▸ INSTRUCTIONS FOR THE TASK: Copy out, from the entries below, each line holding the string "JSON".

▸ EXTRACTED INFORMATION:
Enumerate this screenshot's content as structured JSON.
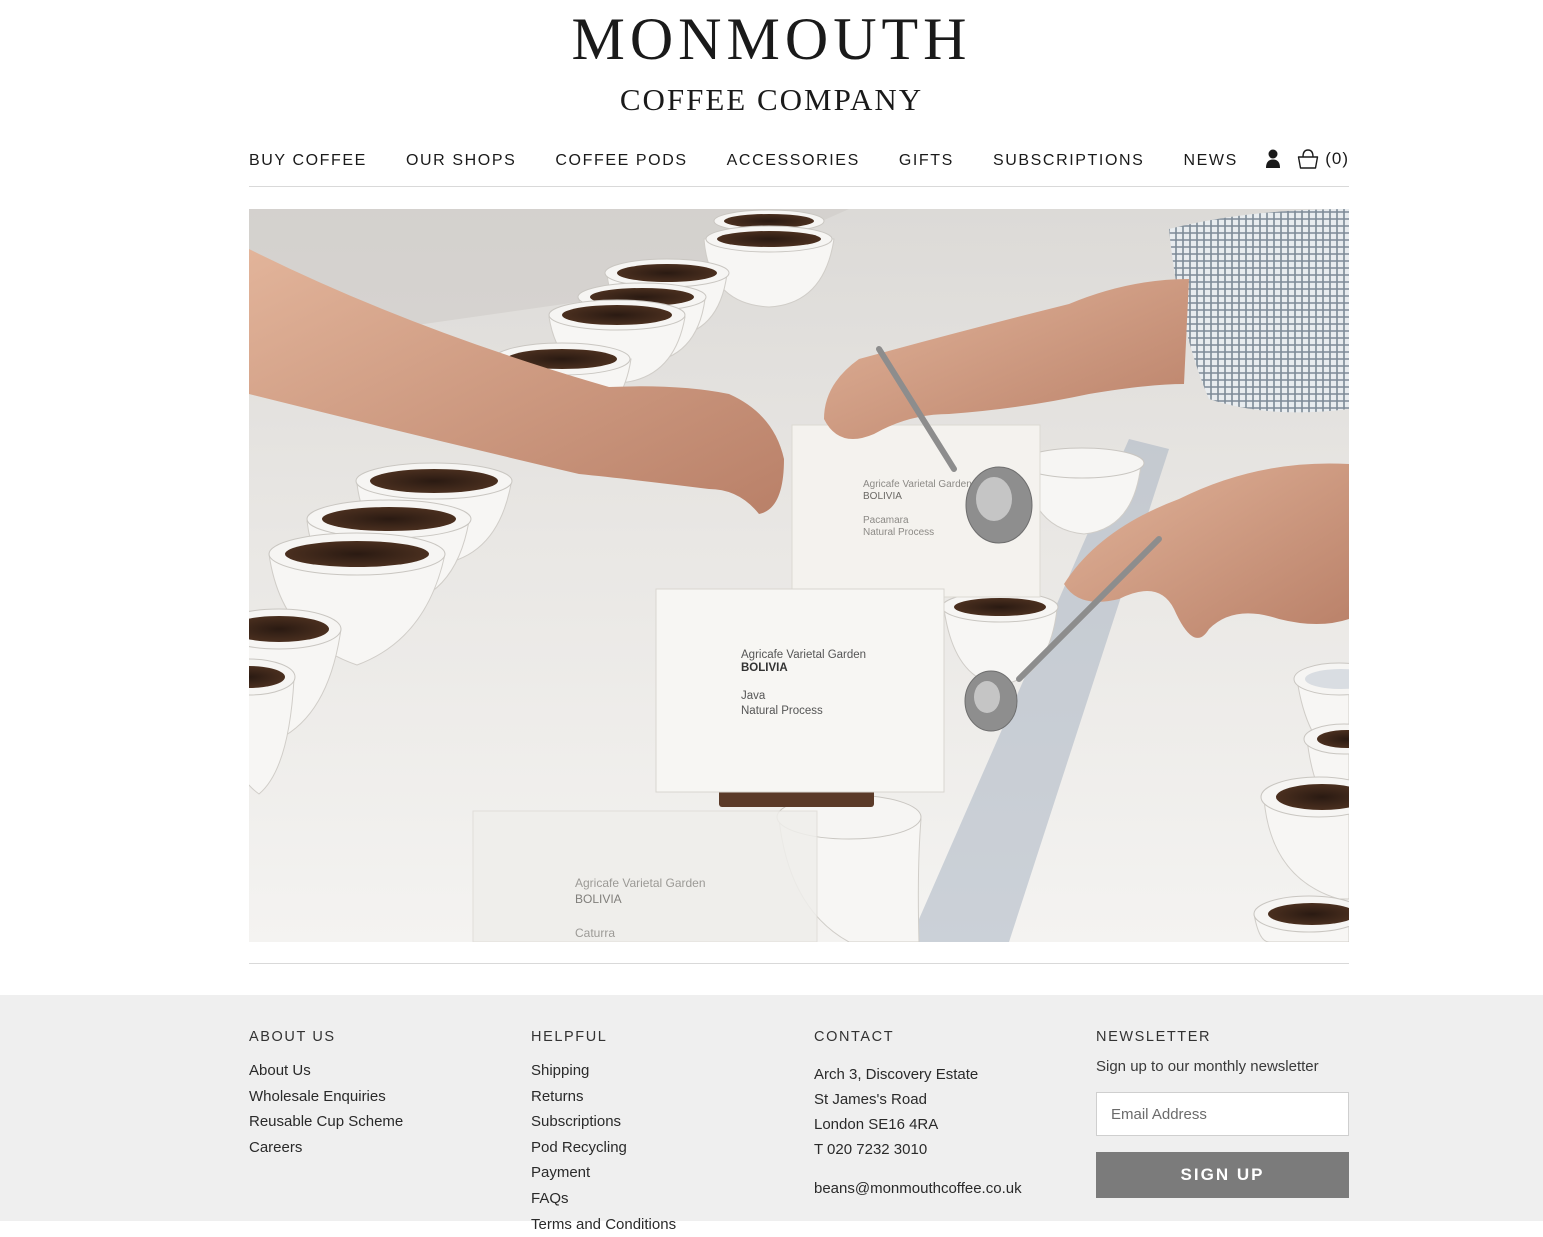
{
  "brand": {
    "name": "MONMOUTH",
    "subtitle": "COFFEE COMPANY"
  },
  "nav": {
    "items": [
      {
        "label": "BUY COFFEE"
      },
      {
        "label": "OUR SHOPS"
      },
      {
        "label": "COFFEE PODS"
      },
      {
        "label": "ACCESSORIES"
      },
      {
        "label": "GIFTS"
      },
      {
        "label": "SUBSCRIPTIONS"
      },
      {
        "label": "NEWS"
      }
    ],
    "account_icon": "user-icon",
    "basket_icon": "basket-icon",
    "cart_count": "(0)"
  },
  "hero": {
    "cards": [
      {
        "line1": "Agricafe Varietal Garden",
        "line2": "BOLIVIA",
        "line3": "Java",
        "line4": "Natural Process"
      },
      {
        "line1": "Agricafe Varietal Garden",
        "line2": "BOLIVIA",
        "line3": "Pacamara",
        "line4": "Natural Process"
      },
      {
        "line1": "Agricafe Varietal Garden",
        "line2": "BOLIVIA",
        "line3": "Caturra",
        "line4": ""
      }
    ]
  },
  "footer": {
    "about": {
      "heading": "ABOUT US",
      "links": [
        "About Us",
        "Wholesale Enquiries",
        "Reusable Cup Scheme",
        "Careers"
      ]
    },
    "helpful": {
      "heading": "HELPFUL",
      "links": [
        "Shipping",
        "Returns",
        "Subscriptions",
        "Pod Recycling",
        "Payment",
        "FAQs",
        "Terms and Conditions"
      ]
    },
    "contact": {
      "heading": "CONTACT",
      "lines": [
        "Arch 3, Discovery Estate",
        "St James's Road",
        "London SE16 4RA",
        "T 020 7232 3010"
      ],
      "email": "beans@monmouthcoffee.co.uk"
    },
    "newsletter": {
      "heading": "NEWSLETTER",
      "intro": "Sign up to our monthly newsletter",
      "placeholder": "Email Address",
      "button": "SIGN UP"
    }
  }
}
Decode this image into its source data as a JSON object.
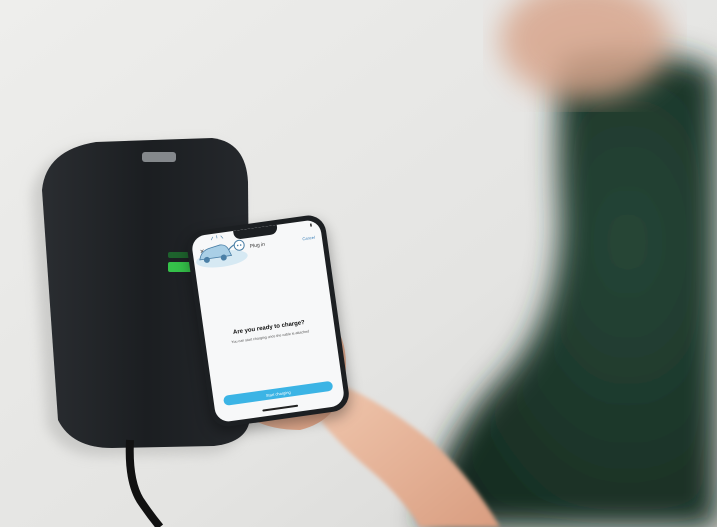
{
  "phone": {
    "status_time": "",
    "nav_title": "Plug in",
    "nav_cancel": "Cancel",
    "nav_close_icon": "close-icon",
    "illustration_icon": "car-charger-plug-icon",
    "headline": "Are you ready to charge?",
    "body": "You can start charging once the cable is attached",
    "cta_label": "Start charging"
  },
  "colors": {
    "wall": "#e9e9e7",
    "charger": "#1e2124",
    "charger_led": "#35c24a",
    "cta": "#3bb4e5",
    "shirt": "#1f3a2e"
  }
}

▸ TASK SOLUTION:
Enumerate this screenshot's content as structured JSON.
Decode this image into its source data as a JSON object.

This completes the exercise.